Copy down all of the data underneath, exactly as shown.
>>>>
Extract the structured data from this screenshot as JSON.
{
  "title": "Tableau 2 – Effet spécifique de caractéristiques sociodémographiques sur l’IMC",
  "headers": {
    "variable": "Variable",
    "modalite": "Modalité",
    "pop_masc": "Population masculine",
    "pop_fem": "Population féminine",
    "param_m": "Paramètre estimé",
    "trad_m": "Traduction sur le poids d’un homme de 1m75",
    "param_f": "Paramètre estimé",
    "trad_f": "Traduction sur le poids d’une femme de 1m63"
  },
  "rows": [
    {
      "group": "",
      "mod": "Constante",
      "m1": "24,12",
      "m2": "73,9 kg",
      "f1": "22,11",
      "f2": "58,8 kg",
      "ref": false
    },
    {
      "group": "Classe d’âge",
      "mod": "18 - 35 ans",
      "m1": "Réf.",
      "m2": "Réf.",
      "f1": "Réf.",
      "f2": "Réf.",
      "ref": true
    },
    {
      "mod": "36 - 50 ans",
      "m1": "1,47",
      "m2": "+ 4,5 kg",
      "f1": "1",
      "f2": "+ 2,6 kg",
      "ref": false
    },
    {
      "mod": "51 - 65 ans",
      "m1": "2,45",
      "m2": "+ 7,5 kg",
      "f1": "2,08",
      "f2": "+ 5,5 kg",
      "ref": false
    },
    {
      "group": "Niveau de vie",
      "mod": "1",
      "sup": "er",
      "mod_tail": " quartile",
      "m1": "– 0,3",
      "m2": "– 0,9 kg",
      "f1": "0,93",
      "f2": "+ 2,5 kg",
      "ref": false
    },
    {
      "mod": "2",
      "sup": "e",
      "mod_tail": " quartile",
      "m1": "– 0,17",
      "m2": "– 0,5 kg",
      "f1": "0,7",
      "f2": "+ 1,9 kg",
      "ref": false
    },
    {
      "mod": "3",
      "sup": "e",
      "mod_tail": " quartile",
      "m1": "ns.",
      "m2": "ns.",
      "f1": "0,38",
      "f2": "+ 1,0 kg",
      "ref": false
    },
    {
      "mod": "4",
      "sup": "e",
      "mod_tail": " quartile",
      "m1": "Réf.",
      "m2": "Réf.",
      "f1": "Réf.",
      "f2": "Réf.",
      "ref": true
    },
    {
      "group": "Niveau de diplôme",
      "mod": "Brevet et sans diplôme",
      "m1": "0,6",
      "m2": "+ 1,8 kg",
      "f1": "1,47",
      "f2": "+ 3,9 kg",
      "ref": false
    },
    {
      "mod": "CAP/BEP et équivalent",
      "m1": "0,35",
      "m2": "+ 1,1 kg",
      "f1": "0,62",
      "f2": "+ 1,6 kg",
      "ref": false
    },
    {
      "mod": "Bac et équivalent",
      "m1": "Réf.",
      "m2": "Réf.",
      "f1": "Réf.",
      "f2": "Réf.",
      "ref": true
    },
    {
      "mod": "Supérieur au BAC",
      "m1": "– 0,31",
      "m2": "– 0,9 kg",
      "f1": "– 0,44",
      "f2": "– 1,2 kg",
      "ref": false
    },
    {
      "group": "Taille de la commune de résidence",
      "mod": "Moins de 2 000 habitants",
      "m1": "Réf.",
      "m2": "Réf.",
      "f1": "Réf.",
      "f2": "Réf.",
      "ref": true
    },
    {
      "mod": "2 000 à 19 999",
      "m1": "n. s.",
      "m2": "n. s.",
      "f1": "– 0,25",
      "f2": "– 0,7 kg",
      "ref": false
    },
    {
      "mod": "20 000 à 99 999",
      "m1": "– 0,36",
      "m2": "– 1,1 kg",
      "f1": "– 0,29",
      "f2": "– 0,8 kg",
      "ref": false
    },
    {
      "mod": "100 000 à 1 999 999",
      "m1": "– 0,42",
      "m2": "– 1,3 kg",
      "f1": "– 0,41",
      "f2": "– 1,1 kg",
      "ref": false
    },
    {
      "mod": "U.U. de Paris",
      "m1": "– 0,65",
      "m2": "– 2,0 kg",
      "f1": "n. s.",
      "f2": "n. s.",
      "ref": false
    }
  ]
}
<<<<
- Expected answer:
Extract the structured data from this screenshot as JSON.
{
  "title": "Tableau 2 – Effet spécifique de caractéristiques sociodémographiques sur l’IMC",
  "headers": {
    "variable": "Variable",
    "modalite": "Modalité",
    "pop_masc": "Population masculine",
    "pop_fem": "Population féminine",
    "param_m": "Paramètre estimé",
    "trad_m": "Traduction sur le poids d’un homme de 1m75",
    "param_f": "Paramètre estimé",
    "trad_f": "Traduction sur le poids d’une femme de 1m63"
  },
  "rows": [
    {
      "group": "",
      "mod": "Constante",
      "m1": "24,12",
      "m2": "73,9 kg",
      "f1": "22,11",
      "f2": "58,8 kg",
      "ref": false
    },
    {
      "group": "Classe d’âge",
      "mod": "18 - 35 ans",
      "m1": "Réf.",
      "m2": "Réf.",
      "f1": "Réf.",
      "f2": "Réf.",
      "ref": true
    },
    {
      "mod": "36 - 50 ans",
      "m1": "1,47",
      "m2": "+ 4,5 kg",
      "f1": "1",
      "f2": "+ 2,6 kg",
      "ref": false
    },
    {
      "mod": "51 - 65 ans",
      "m1": "2,45",
      "m2": "+ 7,5 kg",
      "f1": "2,08",
      "f2": "+ 5,5 kg",
      "ref": false
    },
    {
      "group": "Niveau de vie",
      "mod": "1",
      "sup": "er",
      "mod_tail": " quartile",
      "m1": "– 0,3",
      "m2": "– 0,9 kg",
      "f1": "0,93",
      "f2": "+ 2,5 kg",
      "ref": false
    },
    {
      "mod": "2",
      "sup": "e",
      "mod_tail": " quartile",
      "m1": "– 0,17",
      "m2": "– 0,5 kg",
      "f1": "0,7",
      "f2": "+ 1,9 kg",
      "ref": false
    },
    {
      "mod": "3",
      "sup": "e",
      "mod_tail": " quartile",
      "m1": "ns.",
      "m2": "ns.",
      "f1": "0,38",
      "f2": "+ 1,0 kg",
      "ref": false
    },
    {
      "mod": "4",
      "sup": "e",
      "mod_tail": " quartile",
      "m1": "Réf.",
      "m2": "Réf.",
      "f1": "Réf.",
      "f2": "Réf.",
      "ref": true
    },
    {
      "group": "Niveau de diplôme",
      "mod": "Brevet et sans diplôme",
      "m1": "0,6",
      "m2": "+ 1,8 kg",
      "f1": "1,47",
      "f2": "+ 3,9 kg",
      "ref": false
    },
    {
      "mod": "CAP/BEP et équivalent",
      "m1": "0,35",
      "m2": "+ 1,1 kg",
      "f1": "0,62",
      "f2": "+ 1,6 kg",
      "ref": false
    },
    {
      "mod": "Bac et équivalent",
      "m1": "Réf.",
      "m2": "Réf.",
      "f1": "Réf.",
      "f2": "Réf.",
      "ref": true
    },
    {
      "mod": "Supérieur au BAC",
      "m1": "– 0,31",
      "m2": "– 0,9 kg",
      "f1": "– 0,44",
      "f2": "– 1,2 kg",
      "ref": false
    },
    {
      "group": "Taille de la commune de résidence",
      "mod": "Moins de 2 000 habitants",
      "m1": "Réf.",
      "m2": "Réf.",
      "f1": "Réf.",
      "f2": "Réf.",
      "ref": true
    },
    {
      "mod": "2 000 à 19 999",
      "m1": "n. s.",
      "m2": "n. s.",
      "f1": "– 0,25",
      "f2": "– 0,7 kg",
      "ref": false
    },
    {
      "mod": "20 000 à 99 999",
      "m1": "– 0,36",
      "m2": "– 1,1 kg",
      "f1": "– 0,29",
      "f2": "– 0,8 kg",
      "ref": false
    },
    {
      "mod": "100 000 à 1 999 999",
      "m1": "– 0,42",
      "m2": "– 1,3 kg",
      "f1": "– 0,41",
      "f2": "– 1,1 kg",
      "ref": false
    },
    {
      "mod": "U.U. de Paris",
      "m1": "– 0,65",
      "m2": "– 2,0 kg",
      "f1": "n. s.",
      "f2": "n. s.",
      "ref": false
    }
  ]
}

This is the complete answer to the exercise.